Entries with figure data
----------------

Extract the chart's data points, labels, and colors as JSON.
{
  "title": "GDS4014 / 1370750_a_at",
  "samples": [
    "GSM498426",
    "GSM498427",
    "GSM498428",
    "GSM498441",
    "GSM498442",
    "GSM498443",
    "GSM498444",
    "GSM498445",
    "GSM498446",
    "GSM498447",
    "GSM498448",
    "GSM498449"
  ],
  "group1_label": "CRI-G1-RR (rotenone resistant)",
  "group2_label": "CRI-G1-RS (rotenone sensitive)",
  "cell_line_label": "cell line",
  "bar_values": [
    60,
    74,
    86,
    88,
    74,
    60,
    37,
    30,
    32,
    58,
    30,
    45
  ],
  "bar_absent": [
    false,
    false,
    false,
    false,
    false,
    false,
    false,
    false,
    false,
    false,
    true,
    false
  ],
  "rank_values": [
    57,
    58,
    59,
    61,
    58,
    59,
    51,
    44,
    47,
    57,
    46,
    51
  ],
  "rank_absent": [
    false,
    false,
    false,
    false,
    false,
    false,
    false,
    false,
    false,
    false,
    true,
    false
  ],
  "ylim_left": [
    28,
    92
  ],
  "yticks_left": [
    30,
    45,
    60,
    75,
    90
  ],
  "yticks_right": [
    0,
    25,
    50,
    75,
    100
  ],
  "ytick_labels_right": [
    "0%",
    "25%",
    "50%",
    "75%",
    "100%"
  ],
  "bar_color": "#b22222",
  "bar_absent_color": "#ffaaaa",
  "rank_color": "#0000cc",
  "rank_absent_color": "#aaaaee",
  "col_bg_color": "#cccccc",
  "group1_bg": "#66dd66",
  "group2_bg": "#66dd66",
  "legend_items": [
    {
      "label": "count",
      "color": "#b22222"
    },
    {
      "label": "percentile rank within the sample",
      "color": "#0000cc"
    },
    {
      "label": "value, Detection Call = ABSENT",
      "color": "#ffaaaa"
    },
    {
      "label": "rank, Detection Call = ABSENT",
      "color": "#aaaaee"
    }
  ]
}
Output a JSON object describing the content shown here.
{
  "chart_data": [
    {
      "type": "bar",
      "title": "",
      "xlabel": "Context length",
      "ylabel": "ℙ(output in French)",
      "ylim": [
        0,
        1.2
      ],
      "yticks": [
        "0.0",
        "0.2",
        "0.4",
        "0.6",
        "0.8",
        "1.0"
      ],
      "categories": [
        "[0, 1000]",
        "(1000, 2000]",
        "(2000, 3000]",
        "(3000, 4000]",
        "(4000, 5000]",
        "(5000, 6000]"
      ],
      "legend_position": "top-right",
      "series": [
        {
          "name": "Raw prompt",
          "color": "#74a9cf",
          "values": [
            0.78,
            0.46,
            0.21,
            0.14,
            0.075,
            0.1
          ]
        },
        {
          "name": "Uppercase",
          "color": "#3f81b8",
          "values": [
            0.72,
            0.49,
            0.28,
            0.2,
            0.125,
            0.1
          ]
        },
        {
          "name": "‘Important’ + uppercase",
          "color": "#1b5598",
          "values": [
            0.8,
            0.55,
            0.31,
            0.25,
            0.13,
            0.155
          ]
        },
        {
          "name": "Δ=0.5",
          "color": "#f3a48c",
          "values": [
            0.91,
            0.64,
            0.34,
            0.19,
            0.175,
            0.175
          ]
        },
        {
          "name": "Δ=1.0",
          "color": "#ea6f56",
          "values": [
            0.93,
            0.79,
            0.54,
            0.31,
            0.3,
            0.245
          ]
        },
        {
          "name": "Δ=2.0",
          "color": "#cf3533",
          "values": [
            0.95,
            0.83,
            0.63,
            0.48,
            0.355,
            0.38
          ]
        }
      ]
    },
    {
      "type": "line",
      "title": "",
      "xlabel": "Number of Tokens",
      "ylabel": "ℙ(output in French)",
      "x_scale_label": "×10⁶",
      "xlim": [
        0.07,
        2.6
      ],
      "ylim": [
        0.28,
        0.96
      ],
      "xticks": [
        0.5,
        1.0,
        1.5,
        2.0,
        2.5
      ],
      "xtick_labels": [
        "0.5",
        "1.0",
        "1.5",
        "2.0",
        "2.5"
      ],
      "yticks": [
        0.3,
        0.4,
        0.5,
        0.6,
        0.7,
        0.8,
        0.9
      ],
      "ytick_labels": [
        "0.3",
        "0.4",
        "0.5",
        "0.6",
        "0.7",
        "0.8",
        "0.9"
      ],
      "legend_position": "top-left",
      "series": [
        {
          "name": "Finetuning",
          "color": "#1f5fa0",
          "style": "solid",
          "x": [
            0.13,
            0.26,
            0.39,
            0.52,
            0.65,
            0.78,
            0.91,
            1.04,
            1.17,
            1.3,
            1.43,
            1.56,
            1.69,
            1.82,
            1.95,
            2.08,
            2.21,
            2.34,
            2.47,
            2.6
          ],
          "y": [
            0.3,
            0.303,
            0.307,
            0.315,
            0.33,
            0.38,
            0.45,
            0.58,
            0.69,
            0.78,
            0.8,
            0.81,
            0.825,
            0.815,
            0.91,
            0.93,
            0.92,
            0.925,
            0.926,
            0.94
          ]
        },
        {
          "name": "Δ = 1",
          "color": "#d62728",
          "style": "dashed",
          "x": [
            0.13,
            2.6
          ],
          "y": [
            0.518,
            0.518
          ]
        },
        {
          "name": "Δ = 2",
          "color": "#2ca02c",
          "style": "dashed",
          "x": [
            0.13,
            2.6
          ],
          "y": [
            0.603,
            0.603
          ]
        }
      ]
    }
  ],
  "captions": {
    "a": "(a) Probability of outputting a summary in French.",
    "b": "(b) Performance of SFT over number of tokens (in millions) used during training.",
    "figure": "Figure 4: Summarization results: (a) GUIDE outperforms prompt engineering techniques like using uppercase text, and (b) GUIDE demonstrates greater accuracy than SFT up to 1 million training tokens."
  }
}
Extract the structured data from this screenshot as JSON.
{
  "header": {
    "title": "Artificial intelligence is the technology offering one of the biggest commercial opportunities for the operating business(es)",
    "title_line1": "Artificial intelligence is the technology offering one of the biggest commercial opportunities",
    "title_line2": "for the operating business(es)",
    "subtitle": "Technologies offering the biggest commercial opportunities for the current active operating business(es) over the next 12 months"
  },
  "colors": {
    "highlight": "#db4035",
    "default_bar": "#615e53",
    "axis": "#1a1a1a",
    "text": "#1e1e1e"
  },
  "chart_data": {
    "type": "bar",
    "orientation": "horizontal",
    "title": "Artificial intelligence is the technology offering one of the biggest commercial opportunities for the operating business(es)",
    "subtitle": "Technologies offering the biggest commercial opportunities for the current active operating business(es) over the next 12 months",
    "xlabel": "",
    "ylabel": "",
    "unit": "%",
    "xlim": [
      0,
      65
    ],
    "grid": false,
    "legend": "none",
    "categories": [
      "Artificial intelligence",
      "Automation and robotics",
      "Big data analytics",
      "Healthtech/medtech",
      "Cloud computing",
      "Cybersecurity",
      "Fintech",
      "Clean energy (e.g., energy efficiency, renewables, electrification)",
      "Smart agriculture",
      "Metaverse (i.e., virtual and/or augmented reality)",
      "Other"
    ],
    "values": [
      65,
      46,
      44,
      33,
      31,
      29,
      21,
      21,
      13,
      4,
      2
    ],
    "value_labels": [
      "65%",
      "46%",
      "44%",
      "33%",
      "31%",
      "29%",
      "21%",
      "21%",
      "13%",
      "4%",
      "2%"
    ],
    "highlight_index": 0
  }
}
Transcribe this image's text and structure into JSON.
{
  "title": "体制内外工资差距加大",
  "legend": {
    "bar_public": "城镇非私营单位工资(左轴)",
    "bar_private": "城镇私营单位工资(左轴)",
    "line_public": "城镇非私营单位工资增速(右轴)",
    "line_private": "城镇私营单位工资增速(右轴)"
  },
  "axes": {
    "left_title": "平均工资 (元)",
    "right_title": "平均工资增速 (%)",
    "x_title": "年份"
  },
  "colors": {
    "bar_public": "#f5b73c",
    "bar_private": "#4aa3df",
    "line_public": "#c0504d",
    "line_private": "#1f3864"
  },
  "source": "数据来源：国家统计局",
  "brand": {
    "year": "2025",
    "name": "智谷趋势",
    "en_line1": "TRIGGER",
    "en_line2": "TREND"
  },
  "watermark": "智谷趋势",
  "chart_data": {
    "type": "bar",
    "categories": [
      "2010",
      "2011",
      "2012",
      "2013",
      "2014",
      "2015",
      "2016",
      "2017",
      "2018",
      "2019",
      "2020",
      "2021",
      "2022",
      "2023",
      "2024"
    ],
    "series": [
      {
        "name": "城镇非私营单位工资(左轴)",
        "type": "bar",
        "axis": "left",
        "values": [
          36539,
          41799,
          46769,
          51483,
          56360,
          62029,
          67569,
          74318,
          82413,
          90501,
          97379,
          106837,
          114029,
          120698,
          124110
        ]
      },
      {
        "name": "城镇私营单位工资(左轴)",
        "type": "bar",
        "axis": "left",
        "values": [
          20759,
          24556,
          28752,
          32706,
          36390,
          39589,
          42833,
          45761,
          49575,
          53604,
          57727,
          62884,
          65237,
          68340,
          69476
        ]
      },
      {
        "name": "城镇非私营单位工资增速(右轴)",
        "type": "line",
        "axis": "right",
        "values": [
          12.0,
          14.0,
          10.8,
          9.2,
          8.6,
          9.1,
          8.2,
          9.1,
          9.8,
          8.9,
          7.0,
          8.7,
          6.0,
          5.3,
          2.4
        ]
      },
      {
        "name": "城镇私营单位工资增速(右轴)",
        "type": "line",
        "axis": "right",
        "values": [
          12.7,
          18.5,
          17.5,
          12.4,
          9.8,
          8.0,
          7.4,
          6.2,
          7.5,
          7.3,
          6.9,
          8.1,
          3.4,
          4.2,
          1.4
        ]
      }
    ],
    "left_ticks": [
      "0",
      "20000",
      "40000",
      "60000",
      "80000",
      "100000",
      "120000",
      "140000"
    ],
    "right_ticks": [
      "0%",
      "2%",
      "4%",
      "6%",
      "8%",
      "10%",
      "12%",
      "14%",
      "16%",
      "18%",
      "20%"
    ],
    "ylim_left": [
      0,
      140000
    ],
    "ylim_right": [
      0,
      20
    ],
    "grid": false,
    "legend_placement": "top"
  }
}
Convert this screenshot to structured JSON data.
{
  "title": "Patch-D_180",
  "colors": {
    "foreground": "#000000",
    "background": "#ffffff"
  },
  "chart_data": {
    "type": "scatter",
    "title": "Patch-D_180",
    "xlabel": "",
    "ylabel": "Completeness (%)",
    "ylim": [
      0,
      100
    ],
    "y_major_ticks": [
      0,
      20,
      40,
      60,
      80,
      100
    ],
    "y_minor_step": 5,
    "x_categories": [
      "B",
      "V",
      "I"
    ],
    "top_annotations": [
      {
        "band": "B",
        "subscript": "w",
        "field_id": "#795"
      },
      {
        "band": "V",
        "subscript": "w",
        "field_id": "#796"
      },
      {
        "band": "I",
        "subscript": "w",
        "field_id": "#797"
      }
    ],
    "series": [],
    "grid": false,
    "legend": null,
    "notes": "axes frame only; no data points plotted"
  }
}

----------------

## [Do this]
In the data above, how many lines contain the string "rotenone"? Answer with the number only.

## [Task output]
2